Gather all lines from the material that contain "Temperature".

◇ ◇ ◇

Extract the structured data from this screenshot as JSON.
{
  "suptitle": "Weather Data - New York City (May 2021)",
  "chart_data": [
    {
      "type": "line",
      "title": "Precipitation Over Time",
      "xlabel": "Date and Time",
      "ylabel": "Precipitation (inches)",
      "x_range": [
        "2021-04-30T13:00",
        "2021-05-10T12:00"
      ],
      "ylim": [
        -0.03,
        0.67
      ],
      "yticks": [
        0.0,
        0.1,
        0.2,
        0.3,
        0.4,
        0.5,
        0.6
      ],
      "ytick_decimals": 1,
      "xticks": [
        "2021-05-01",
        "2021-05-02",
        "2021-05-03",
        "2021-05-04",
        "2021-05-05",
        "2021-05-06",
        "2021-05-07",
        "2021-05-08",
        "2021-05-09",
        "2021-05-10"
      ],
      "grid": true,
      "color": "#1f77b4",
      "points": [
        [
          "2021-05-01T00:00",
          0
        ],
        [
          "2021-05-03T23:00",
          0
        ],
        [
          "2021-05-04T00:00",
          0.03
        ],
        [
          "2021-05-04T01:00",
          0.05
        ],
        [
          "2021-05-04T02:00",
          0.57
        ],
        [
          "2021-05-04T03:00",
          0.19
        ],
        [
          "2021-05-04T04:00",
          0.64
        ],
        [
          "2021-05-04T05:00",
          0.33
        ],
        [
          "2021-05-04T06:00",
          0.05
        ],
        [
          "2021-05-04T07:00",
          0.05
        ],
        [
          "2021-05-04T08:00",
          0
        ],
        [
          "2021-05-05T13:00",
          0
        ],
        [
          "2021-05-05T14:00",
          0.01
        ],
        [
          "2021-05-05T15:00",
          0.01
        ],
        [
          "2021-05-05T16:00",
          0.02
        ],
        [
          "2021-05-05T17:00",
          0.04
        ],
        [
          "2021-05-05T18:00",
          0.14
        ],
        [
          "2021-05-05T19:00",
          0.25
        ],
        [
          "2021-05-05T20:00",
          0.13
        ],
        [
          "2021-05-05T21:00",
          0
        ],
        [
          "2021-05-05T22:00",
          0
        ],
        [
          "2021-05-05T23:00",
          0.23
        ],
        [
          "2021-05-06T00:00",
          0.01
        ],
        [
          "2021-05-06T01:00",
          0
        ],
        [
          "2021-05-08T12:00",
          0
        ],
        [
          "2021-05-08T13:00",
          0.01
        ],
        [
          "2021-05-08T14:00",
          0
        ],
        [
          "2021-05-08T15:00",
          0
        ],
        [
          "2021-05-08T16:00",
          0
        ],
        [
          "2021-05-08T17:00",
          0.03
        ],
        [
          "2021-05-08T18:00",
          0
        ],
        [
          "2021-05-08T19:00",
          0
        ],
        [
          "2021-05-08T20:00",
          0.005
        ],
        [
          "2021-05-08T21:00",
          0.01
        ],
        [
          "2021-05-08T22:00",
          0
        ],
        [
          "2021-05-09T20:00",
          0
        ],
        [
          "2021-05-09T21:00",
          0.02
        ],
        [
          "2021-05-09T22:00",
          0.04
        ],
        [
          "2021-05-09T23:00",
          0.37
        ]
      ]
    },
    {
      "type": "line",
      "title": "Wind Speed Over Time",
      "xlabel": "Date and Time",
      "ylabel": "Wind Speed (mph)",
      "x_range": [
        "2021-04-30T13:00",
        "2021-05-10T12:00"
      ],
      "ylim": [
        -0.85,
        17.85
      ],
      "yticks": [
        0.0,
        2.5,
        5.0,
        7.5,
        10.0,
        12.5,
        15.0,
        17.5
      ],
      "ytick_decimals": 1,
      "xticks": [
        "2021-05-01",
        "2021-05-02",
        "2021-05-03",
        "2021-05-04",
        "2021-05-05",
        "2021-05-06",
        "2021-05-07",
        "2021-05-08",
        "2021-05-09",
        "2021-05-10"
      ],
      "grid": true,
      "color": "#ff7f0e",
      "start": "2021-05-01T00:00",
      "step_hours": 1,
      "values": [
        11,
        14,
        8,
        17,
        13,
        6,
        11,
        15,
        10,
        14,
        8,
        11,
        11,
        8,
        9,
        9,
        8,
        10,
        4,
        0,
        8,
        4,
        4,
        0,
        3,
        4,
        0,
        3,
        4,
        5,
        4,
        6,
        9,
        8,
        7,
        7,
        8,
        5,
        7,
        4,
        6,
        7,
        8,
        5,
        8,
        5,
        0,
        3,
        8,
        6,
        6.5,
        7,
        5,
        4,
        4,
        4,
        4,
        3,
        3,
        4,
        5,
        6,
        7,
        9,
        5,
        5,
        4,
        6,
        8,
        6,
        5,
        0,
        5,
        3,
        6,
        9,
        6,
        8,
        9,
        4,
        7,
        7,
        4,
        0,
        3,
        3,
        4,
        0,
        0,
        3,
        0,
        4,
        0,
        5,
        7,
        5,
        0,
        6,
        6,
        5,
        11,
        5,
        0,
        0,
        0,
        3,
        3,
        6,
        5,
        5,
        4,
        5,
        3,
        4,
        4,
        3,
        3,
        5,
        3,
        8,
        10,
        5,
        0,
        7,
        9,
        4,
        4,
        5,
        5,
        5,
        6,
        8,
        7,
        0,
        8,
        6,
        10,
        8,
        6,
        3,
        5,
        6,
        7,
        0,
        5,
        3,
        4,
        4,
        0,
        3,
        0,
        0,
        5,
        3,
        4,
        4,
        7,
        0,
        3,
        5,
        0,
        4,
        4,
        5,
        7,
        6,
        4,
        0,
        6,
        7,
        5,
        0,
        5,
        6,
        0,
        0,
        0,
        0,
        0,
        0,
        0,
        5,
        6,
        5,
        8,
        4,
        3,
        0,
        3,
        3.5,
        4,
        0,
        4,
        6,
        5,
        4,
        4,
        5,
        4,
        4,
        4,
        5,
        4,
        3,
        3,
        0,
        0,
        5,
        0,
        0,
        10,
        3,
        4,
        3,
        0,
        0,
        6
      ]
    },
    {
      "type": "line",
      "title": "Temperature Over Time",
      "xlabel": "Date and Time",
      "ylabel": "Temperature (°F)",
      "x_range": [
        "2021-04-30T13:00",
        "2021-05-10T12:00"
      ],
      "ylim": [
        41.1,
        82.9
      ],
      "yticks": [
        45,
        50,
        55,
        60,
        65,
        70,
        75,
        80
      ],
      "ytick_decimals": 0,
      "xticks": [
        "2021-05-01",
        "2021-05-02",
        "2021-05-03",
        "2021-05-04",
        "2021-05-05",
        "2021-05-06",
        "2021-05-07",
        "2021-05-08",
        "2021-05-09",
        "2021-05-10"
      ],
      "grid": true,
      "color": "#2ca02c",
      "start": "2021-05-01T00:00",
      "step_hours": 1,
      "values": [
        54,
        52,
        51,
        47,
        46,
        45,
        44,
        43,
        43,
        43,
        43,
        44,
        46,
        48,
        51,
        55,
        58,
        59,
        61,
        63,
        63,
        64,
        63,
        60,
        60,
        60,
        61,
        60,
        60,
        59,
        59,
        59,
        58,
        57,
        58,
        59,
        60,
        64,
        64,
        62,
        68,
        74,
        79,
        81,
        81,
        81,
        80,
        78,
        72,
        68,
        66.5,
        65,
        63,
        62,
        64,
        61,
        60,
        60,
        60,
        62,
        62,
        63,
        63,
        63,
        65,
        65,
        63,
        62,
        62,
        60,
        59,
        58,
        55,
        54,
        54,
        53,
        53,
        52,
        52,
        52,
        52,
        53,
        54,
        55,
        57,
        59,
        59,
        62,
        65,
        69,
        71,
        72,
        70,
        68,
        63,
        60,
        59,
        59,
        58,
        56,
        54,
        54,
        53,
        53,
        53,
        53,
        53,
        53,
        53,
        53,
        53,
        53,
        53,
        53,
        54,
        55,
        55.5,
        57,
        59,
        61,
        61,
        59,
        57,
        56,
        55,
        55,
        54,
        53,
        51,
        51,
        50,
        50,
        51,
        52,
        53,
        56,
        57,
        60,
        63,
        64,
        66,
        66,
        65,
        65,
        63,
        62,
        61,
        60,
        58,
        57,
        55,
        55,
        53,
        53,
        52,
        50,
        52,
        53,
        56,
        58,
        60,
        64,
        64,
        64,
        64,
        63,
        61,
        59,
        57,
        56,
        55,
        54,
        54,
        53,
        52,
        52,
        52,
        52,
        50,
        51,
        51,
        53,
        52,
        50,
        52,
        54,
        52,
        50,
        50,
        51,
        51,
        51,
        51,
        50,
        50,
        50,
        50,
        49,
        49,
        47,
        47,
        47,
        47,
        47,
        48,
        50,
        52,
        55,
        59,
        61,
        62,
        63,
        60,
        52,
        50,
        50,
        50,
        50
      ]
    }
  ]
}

◇ ◇ ◇

Result |
      "title": "Temperature Over Time",
      "ylabel": "Temperature (°F)",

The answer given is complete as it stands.